WORK TO COMPLETE: Pick up the Olympic National Park travel guide after its last line and keep writing it.
═══ EXCERPT PROVIDED
Olympic National Park Travel Guide

January 28, 2022

mountain stream and trees inside olympic national park

Olympic National Park is known for its pristine rain forests and breathtaking coastal areas - they offer much in the way of adventure, but the backcountry is where this park shines. There is no main road through the wild interior, no road crosses its center, and ninety-five percent of Olympic National Park is still designated as wilderness area. 

Olympic National Park is one of the most rugged places in the continental USA. Be sure to explore the diversity of each of its three major ecosystems. From the high mountains with forest and alpine meadows, to the temperate rain forest, and down to the Pacific coastline, you'll be enchanted with stunning views as you experience nature at its best. 

Get to Know Olympic National Park

Region: Pacific NW
State: Washington
URL https://www.nps.gov/olym/index.htm 
Webcams: https://www.nps.gov/olym/learn/photosmultimedia/webcams.htm 
Established: January 29, 1938 
President: Franklin D. Roosevelt 
By the numbers:

  • 3.2 million+ visitors per year (2019)
══════
═══ SUPPLIED DATA
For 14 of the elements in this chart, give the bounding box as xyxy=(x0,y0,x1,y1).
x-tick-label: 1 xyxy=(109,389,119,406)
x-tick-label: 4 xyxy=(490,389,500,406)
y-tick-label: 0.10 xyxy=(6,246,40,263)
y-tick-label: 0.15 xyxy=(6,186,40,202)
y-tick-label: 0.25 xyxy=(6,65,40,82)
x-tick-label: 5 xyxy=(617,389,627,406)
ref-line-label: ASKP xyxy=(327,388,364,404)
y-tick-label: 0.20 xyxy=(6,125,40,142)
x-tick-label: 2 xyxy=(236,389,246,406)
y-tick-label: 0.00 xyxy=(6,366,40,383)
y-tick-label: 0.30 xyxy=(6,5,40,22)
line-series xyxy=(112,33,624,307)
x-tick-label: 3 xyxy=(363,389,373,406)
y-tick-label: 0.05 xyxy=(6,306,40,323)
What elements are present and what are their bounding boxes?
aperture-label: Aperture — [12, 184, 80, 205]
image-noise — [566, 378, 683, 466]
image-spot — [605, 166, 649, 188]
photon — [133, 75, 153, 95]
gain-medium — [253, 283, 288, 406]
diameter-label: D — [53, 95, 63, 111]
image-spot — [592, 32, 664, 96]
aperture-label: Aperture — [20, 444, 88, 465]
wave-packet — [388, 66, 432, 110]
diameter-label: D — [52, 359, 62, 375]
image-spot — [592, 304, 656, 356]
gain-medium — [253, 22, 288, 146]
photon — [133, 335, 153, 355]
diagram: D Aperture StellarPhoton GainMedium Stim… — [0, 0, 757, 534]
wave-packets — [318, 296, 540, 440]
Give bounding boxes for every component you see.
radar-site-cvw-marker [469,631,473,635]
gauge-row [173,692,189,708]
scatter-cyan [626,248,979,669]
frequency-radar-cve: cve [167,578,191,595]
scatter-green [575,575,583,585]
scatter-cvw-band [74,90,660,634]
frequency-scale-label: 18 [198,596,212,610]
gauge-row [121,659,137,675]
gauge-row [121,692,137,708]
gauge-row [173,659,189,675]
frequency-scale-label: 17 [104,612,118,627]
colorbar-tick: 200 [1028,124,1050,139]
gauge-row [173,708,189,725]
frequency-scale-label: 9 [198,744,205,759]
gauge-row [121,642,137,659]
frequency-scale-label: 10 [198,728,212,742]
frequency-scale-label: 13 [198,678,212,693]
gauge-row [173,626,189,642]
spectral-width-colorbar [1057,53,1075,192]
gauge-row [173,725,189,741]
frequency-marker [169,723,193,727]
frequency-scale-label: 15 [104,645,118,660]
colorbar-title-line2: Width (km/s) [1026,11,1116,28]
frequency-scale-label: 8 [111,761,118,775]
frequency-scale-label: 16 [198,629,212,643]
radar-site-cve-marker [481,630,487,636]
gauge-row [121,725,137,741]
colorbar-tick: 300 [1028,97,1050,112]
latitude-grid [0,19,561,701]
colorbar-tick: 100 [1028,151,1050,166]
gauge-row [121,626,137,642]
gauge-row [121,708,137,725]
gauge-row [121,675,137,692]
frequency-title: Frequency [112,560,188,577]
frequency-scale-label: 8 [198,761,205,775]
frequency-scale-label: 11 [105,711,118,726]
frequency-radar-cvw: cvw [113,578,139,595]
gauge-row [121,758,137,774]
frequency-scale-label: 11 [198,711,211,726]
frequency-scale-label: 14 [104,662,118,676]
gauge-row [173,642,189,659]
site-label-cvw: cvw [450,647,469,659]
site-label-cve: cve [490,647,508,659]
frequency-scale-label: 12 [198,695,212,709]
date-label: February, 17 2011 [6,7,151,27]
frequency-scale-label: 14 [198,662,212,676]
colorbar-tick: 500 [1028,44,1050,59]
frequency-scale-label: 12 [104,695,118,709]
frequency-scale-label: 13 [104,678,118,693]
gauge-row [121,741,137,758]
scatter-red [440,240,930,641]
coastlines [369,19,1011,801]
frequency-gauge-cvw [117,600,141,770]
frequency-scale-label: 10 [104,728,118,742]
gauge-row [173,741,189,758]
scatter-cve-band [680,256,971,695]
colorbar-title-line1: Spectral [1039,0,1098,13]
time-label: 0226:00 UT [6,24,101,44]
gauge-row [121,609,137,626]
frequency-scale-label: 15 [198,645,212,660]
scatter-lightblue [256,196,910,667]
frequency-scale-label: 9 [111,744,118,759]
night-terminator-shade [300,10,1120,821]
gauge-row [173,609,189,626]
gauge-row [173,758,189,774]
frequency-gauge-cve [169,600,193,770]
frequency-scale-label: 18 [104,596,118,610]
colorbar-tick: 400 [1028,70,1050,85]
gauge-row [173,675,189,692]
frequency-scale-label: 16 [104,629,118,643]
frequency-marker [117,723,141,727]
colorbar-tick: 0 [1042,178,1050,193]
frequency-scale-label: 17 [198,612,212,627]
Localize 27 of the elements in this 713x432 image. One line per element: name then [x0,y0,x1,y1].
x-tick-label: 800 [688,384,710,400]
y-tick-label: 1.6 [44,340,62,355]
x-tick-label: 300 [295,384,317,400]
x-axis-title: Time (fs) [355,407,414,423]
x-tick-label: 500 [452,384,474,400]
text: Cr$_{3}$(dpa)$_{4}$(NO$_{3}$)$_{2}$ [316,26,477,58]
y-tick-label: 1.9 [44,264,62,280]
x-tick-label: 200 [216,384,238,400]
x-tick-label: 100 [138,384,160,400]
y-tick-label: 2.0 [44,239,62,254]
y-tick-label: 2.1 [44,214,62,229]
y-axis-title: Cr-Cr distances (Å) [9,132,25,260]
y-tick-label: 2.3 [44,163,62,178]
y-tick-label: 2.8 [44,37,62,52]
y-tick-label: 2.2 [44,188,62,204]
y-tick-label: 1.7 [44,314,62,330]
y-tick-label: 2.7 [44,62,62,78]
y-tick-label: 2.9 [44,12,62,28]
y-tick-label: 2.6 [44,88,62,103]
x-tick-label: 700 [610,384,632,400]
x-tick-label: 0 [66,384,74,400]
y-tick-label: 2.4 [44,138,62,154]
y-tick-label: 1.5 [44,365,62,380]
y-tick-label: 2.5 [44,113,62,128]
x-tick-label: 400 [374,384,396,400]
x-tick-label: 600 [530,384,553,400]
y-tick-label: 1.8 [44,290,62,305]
══════
ANSWER TO THE TASK:
  • 992,000+ acres
  • Lat. 47.8021, Long -123.60435
  • 8 park entrances
  • 10 visitor centers
  • Highest elevation 7,980 ft.
  • Lowest elevation 0 ft.

Entrances

There are at least eleven entrances to Olympic National Park. Use the interactive map below to see details.

Upper Hoh Road Entrance - comes into the park at the South Fork of the Hoh River and leads to the Hoh Rain Forest Visitor Center.

Sol Duc Entrance - is off of Olympic Hwy 101 just south of the Fairholme Olympic Discovery Trailhead in Forks.

Deer Park Entrance - is a seasonal road open from July through September. Find it south of Port Angeles. It will take you to Blue Mountain and the Deer Park Campground.

Port Angeles Entrance - Take Mt Angeles Road south of Port Angeles to the Olympic National Park Visitor Center, the follow Hurricane Ridge Rd to the park interior and the Hurricane Ridge Ski Area.

Kalaloch Entrance - One of the entrances to gain access to the park along the seashore. Turn left on Hwy 101 to get to the Kalaloch Lodge and the rainforest trail.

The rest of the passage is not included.